==== Records to process

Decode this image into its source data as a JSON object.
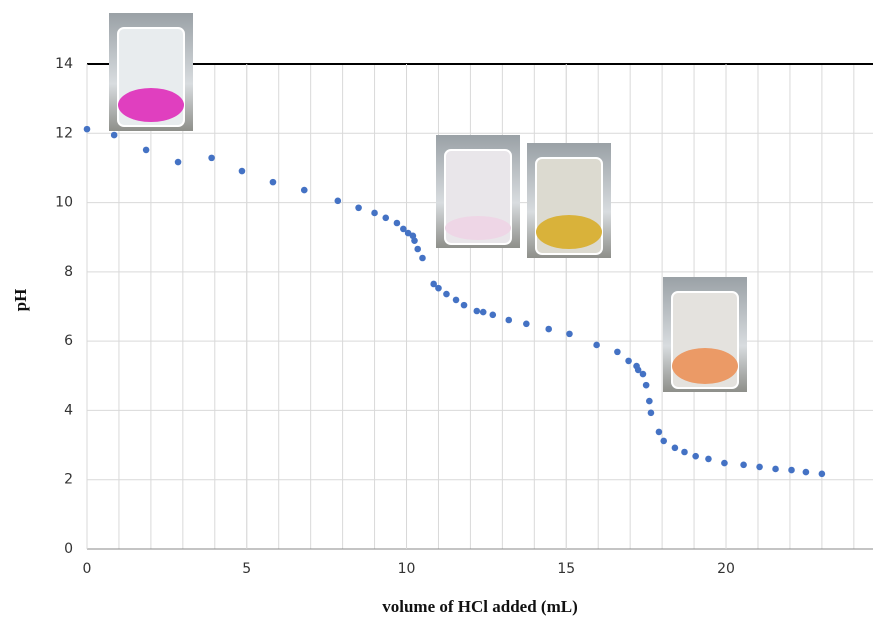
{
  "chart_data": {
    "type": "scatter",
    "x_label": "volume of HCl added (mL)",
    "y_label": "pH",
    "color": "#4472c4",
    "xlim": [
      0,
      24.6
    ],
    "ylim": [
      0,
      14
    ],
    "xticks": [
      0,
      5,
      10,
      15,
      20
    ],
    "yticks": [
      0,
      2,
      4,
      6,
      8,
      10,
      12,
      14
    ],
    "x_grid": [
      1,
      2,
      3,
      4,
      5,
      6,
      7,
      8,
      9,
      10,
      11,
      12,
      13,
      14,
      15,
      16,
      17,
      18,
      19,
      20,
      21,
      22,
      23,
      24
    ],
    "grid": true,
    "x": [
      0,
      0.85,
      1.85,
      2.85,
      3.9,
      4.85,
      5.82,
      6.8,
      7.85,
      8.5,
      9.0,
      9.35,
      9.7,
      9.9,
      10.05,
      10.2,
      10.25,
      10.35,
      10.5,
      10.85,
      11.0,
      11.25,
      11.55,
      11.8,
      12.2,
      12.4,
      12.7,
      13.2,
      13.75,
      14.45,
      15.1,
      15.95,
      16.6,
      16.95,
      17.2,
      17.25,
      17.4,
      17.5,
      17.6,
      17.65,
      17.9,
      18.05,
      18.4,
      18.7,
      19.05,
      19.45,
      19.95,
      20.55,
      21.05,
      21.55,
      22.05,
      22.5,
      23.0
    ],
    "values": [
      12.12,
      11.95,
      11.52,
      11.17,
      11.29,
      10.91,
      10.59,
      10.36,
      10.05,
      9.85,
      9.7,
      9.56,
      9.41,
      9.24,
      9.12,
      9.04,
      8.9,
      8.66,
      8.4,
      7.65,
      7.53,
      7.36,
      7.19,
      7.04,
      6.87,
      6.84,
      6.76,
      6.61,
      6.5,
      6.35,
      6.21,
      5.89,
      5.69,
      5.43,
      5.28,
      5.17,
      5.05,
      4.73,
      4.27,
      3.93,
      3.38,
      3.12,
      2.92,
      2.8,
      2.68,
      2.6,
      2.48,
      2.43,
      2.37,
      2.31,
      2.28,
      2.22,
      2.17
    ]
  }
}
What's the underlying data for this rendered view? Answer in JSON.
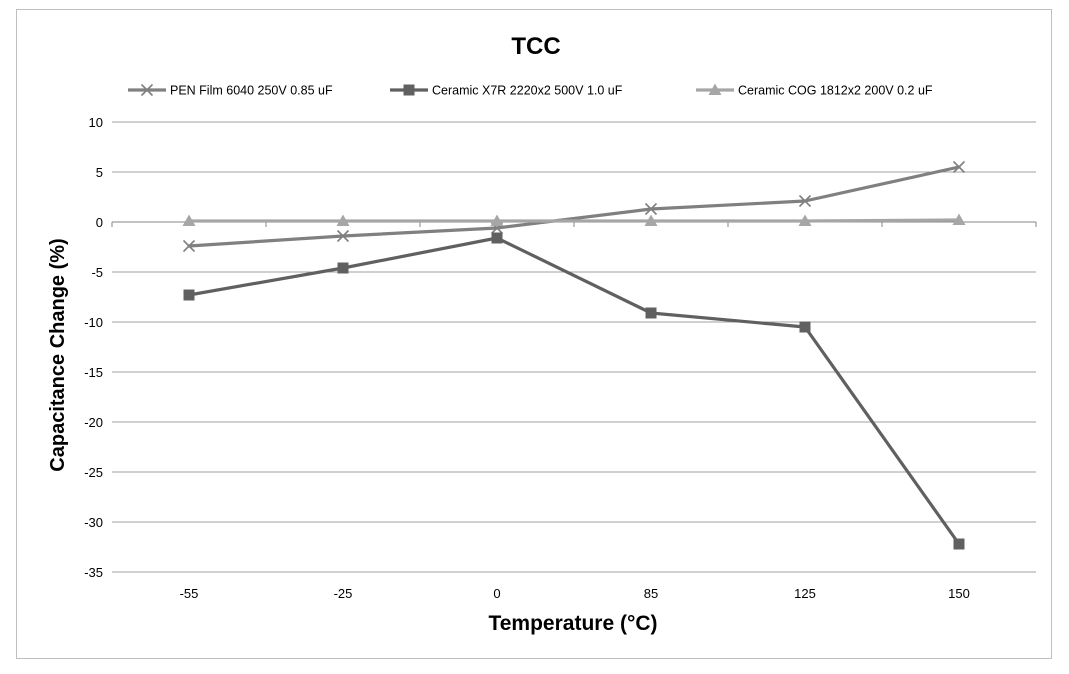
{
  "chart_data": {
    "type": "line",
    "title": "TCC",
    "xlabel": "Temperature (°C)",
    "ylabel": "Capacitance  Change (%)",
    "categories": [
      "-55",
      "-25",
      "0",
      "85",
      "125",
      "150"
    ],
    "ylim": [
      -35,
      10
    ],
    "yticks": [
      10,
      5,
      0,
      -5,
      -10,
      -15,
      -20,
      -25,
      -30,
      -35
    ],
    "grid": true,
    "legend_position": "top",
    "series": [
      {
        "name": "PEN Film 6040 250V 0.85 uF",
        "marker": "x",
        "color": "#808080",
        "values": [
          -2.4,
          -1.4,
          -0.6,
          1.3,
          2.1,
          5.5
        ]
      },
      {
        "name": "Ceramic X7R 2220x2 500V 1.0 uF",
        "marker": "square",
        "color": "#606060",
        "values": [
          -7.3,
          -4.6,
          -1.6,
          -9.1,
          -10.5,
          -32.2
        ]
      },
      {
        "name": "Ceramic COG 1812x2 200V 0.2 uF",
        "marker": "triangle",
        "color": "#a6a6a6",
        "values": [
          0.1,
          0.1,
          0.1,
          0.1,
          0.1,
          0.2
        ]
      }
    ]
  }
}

========

● Aim of the task: Above are the records; copy every line in them that holds the word "marker".

● Right answer:
        "marker": "x",
        "marker": "square",
        "marker": "triangle",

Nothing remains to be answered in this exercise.